EXERCISE DETAILS:
Copy out each line that mentions the word "Normal".

[Dataset records]

════════

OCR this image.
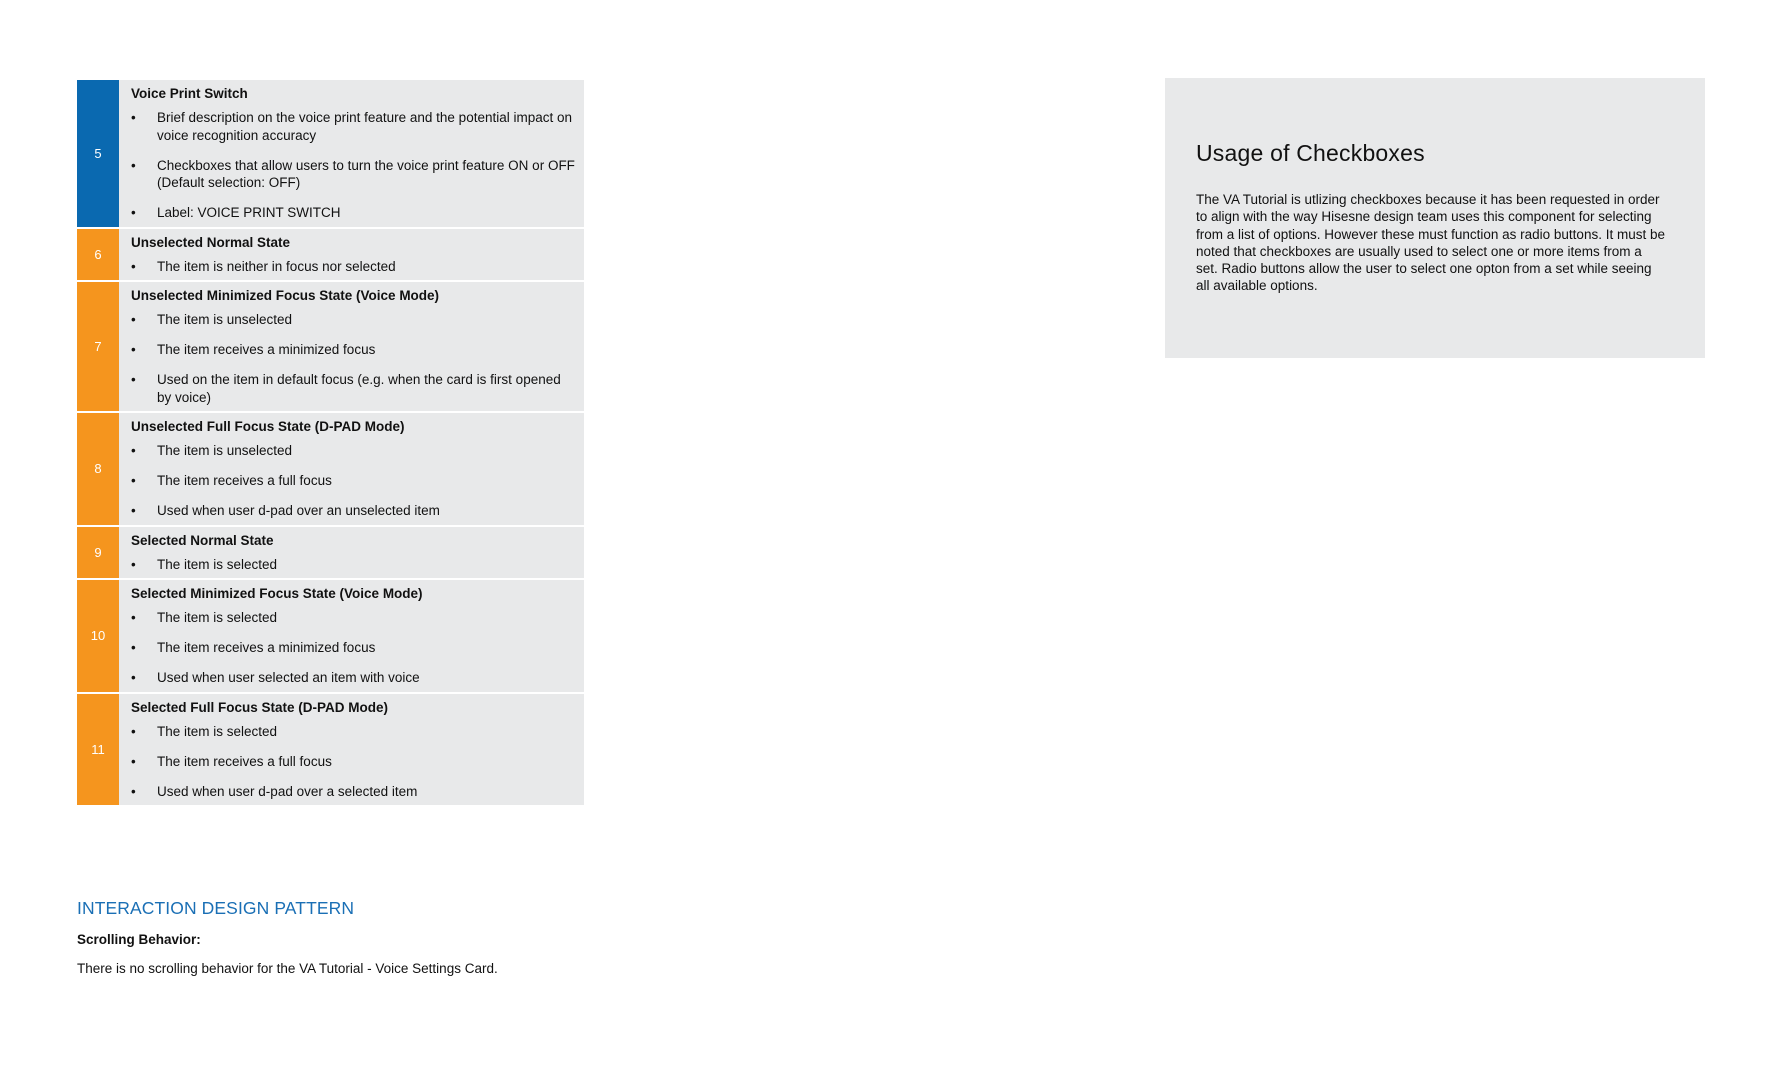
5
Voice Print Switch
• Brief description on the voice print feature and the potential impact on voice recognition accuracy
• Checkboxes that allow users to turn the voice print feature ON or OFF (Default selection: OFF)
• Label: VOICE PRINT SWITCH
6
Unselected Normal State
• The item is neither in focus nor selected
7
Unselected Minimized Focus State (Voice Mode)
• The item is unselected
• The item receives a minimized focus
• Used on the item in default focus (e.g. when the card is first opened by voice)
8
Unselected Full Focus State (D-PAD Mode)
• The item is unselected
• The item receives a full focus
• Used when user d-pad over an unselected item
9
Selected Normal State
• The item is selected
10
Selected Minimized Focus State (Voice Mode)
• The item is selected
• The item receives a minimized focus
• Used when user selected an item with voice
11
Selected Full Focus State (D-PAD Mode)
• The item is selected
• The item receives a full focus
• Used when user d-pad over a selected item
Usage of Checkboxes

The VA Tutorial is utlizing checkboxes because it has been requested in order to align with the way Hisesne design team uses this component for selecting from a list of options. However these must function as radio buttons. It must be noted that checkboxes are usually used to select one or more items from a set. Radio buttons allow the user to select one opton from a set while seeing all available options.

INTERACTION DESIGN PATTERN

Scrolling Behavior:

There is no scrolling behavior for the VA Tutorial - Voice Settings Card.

════════

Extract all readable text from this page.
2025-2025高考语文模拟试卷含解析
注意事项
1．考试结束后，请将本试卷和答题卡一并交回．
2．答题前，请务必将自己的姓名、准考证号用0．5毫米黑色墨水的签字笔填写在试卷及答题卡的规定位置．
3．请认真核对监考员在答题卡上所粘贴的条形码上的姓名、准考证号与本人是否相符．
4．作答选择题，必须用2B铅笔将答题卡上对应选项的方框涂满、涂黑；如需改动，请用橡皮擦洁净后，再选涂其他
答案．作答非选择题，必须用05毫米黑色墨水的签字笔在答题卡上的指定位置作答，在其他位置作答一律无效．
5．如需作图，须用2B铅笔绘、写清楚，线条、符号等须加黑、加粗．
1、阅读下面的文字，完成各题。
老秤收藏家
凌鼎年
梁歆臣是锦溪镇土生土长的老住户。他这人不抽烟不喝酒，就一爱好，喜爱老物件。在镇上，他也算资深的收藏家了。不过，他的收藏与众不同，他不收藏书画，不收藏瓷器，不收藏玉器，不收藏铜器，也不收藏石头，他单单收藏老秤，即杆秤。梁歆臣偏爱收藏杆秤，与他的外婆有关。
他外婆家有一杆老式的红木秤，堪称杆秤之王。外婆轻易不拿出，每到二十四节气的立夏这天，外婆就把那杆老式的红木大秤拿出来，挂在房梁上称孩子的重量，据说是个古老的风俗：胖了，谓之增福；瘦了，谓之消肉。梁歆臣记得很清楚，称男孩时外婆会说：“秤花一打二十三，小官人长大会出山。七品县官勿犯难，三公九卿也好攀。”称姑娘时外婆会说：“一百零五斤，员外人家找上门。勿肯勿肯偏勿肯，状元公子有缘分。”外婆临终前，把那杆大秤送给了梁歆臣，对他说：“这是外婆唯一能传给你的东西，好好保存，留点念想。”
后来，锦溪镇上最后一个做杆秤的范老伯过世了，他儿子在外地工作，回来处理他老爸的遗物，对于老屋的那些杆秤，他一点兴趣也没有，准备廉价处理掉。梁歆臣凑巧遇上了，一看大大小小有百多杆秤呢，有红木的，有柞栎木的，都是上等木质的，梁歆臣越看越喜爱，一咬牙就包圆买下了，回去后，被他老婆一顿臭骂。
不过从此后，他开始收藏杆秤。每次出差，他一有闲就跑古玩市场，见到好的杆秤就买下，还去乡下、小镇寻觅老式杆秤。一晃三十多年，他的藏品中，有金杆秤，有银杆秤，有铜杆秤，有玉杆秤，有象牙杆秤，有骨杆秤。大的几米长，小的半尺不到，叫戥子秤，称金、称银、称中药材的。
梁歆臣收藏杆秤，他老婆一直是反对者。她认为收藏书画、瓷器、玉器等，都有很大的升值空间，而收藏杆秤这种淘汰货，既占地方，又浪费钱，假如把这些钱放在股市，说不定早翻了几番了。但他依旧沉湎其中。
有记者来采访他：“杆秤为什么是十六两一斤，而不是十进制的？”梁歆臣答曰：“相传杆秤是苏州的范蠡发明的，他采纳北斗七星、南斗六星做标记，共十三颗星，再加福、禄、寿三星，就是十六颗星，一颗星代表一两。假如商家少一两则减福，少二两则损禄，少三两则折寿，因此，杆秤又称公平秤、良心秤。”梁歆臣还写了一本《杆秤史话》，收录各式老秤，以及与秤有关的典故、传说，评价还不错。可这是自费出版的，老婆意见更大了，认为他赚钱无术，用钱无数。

════════

RESPONSE TO THIS TASK:
Unselected Normal State
Selected Normal State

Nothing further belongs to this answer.